_BRIEF_. Repeat all of the material exactly as given.

_SOURCE MATERIAL_.

+++

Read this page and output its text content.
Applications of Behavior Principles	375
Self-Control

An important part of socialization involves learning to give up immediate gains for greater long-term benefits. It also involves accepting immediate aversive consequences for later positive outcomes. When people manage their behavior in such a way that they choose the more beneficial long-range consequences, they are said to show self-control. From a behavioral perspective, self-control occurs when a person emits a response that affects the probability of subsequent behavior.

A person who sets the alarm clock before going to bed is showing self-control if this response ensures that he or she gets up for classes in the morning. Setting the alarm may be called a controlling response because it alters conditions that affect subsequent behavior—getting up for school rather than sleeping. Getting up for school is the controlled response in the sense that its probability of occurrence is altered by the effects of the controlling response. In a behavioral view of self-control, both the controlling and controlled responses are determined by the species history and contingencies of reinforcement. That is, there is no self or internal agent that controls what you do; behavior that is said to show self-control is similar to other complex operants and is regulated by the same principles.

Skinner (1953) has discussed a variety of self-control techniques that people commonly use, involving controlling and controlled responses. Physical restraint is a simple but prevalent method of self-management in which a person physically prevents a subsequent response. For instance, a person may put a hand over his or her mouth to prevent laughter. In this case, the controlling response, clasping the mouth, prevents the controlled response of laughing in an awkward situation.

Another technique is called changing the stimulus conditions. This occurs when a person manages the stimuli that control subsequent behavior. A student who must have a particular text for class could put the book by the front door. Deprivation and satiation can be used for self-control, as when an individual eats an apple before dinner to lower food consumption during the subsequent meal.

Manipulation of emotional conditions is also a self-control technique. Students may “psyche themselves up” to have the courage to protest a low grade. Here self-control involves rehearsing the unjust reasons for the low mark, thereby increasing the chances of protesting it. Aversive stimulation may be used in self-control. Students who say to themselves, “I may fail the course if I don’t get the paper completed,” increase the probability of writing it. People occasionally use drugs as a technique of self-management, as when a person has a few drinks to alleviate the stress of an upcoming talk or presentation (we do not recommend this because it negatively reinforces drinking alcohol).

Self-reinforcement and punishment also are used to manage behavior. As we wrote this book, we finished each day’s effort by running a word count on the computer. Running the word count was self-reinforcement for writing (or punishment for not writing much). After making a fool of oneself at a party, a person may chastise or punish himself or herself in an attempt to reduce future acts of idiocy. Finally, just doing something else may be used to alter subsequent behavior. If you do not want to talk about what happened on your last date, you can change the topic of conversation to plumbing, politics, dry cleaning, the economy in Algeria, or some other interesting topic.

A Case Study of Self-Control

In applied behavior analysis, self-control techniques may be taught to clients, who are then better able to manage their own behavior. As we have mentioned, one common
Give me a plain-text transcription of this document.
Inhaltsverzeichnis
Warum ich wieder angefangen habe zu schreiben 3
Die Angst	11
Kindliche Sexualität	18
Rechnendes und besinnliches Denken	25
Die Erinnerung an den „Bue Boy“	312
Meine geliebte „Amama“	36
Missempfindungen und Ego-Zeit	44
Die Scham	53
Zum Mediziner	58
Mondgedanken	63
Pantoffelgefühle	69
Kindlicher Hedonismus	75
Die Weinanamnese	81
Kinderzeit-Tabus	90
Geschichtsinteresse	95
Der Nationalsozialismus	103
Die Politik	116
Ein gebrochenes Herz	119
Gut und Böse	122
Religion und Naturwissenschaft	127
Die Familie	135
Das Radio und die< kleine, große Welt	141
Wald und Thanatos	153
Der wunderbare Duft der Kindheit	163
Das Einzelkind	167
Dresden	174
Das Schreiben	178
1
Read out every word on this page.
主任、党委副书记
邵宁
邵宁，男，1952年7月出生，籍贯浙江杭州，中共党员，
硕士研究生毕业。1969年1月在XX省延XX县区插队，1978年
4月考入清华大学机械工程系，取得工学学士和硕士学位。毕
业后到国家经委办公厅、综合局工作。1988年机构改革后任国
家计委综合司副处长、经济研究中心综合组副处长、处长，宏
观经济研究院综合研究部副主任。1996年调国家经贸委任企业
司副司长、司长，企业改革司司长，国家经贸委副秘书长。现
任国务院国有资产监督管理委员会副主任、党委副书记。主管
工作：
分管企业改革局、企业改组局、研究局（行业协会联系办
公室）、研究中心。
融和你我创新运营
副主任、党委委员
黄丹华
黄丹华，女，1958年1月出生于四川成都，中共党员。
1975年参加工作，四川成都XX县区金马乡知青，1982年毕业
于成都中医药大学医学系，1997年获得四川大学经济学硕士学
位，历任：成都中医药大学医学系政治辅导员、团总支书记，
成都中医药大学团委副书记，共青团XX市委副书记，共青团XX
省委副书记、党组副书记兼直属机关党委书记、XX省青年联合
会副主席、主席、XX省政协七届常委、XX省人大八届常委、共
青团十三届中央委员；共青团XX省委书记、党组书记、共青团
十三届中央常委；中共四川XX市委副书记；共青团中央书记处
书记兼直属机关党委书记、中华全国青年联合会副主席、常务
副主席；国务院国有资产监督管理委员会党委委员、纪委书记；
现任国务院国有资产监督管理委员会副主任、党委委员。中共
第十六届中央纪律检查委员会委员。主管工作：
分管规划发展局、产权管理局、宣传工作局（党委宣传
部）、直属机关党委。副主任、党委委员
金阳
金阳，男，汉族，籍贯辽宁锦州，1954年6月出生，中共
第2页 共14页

+++

_REPLY TO THE EXERCISE_.
Read this page and output its text content.
Applications of Behavior Principles	375
Self-Control

An important part of socialization involves learning to give up immediate gains for greater long-term benefits. It also involves accepting immediate aversive consequences for later positive outcomes. When people manage their behavior in such a way that they choose the more beneficial long-range consequences, they are said to show self-control. From a behavioral perspective, self-control occurs when a person emits a response that affects the probability of subsequent behavior.

A person who sets the alarm clock before going to bed is showing self-control if this response ensures that he or she gets up for classes in the morning. Setting the alarm may be called a controlling response because it alters conditions that affect subsequent behavior—getting up for school rather than sleeping. Getting up for school is the controlled response in the sense that its probability of occurrence is altered by the effects of the controlling response. In a behavioral view of self-control, both the controlling and controlled responses are determined by the species history and contingencies of reinforcement. That is, there is no self or internal agent that controls what you do; behavior that is said to show self-control is similar to other complex operants and is regulated by the same principles.

Skinner (1953) has discussed a variety of self-control techniques that people commonly use, involving controlling and controlled responses. Physical restraint is a simple but prevalent method of self-management in which a person physically prevents a subsequent response. For instance, a person may put a hand over his or her mouth to prevent laughter. In this case, the controlling response, clasping the mouth, prevents the controlled response of laughing in an awkward situation.

Another technique is called changing the stimulus conditions. This occurs when a person manages the stimuli that control subsequent behavior. A student who must have a particular text for class could put the book by the front door. Deprivation and satiation can be used for self-control, as when an individual eats an apple before dinner to lower food consumption during the subsequent meal.

Manipulation of emotional conditions is also a self-control technique. Students may “psyche themselves up” to have the courage to protest a low grade. Here self-control involves rehearsing the unjust reasons for the low mark, thereby increasing the chances of protesting it. Aversive stimulation may be used in self-control. Students who say to themselves, “I may fail the course if I don’t get the paper completed,” increase the probability of writing it. People occasionally use drugs as a technique of self-management, as when a person has a few drinks to alleviate the stress of an upcoming talk or presentation (we do not recommend this because it negatively reinforces drinking alcohol).

Self-reinforcement and punishment also are used to manage behavior. As we wrote this book, we finished each day’s effort by running a word count on the computer. Running the word count was self-reinforcement for writing (or punishment for not writing much). After making a fool of oneself at a party, a person may chastise or punish himself or herself in an attempt to reduce future acts of idiocy. Finally, just doing something else may be used to alter subsequent behavior. If you do not want to talk about what happened on your last date, you can change the topic of conversation to plumbing, politics, dry cleaning, the economy in Algeria, or some other interesting topic.

A Case Study of Self-Control

In applied behavior analysis, self-control techniques may be taught to clients, who are then better able to manage their own behavior. As we have mentioned, one common
Give me a plain-text transcription of this document.
Inhaltsverzeichnis
Warum ich wieder angefangen habe zu schreiben 3
Die Angst	11
Kindliche Sexualität	18
Rechnendes und besinnliches Denken	25
Die Erinnerung an den „Bue Boy“	312
Meine geliebte „Amama“	36
Missempfindungen und Ego-Zeit	44
Die Scham	53
Zum Mediziner	58
Mondgedanken	63
Pantoffelgefühle	69
Kindlicher Hedonismus	75
Die Weinanamnese	81
Kinderzeit-Tabus	90
Geschichtsinteresse	95
Der Nationalsozialismus	103
Die Politik	116
Ein gebrochenes Herz	119
Gut und Böse	122
Religion und Naturwissenschaft	127
Die Familie	135
Das Radio und die< kleine, große Welt	141
Wald und Thanatos	153
Der wunderbare Duft der Kindheit	163
Das Einzelkind	167
Dresden	174
Das Schreiben	178
1
Read out every word on this page.
主任、党委副书记
邵宁
邵宁，男，1952年7月出生，籍贯浙江杭州，中共党员，
硕士研究生毕业。1969年1月在XX省延XX县区插队，1978年
4月考入清华大学机械工程系，取得工学学士和硕士学位。毕
业后到国家经委办公厅、综合局工作。1988年机构改革后任国
家计委综合司副处长、经济研究中心综合组副处长、处长，宏
观经济研究院综合研究部副主任。1996年调国家经贸委任企业
司副司长、司长，企业改革司司长，国家经贸委副秘书长。现
任国务院国有资产监督管理委员会副主任、党委副书记。主管
工作：
分管企业改革局、企业改组局、研究局（行业协会联系办
公室）、研究中心。
融和你我创新运营
副主任、党委委员
黄丹华
黄丹华，女，1958年1月出生于四川成都，中共党员。
1975年参加工作，四川成都XX县区金马乡知青，1982年毕业
于成都中医药大学医学系，1997年获得四川大学经济学硕士学
位，历任：成都中医药大学医学系政治辅导员、团总支书记，
成都中医药大学团委副书记，共青团XX市委副书记，共青团XX
省委副书记、党组副书记兼直属机关党委书记、XX省青年联合
会副主席、主席、XX省政协七届常委、XX省人大八届常委、共
青团十三届中央委员；共青团XX省委书记、党组书记、共青团
十三届中央常委；中共四川XX市委副书记；共青团中央书记处
书记兼直属机关党委书记、中华全国青年联合会副主席、常务
副主席；国务院国有资产监督管理委员会党委委员、纪委书记；
现任国务院国有资产监督管理委员会副主任、党委委员。中共
第十六届中央纪律检查委员会委员。主管工作：
分管规划发展局、产权管理局、宣传工作局（党委宣传
部）、直属机关党委。副主任、党委委员
金阳
金阳，男，汉族，籍贯辽宁锦州，1954年6月出生，中共
第2页 共14页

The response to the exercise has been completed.